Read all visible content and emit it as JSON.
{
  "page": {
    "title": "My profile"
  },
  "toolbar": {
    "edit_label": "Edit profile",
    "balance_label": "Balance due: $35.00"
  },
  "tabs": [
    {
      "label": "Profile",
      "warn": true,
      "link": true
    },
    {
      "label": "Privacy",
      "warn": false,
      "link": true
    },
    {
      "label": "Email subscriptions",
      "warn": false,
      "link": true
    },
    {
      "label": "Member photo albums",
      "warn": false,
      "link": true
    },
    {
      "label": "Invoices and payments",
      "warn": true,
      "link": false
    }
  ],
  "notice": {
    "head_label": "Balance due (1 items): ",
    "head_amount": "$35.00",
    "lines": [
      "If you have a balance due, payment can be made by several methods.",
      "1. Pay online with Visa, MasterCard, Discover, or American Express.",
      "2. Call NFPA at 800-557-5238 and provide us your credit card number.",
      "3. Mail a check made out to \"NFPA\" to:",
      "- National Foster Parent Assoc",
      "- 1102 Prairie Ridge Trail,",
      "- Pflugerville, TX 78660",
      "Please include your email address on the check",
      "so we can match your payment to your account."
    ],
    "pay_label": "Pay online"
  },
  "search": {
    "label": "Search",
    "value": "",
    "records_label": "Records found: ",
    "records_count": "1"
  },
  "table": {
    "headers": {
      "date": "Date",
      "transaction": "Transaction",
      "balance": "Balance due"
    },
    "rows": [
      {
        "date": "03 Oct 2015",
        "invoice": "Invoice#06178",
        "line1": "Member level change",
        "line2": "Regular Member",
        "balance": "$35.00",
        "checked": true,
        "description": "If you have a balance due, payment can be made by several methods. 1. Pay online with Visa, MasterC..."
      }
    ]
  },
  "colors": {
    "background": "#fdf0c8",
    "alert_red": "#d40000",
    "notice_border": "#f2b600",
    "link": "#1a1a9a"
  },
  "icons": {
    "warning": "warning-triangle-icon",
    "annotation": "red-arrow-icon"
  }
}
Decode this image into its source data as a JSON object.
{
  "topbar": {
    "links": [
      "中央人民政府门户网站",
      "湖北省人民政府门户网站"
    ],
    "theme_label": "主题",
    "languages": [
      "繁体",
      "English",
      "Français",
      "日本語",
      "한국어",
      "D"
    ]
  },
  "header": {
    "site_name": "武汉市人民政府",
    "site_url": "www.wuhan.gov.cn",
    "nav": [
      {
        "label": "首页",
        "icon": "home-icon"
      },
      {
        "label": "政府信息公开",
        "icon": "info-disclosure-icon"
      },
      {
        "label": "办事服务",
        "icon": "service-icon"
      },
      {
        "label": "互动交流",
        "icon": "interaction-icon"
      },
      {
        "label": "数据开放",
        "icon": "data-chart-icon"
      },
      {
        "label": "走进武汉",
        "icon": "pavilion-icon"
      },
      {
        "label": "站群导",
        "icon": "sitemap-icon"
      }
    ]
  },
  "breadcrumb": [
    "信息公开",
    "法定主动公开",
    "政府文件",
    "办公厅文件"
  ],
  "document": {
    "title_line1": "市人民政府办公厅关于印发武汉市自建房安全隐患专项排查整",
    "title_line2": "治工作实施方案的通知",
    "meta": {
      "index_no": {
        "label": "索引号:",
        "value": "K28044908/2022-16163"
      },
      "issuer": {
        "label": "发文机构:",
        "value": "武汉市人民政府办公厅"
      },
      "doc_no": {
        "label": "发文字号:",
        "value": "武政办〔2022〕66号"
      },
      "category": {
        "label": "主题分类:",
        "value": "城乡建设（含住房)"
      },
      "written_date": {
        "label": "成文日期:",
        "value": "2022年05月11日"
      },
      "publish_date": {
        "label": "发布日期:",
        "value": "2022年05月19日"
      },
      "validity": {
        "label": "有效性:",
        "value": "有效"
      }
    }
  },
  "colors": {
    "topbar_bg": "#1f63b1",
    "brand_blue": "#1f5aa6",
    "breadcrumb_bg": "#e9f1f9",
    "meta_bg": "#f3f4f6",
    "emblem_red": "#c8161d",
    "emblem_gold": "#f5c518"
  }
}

───

Task directions: From the records, copy every line that has the string "several" in it.

Exercise answer:
      "If you have a balance due, payment can be made by several methods.",
        "description": "If you have a balance due, payment can be made by several methods. 1. Pay online with Visa, MasterC..."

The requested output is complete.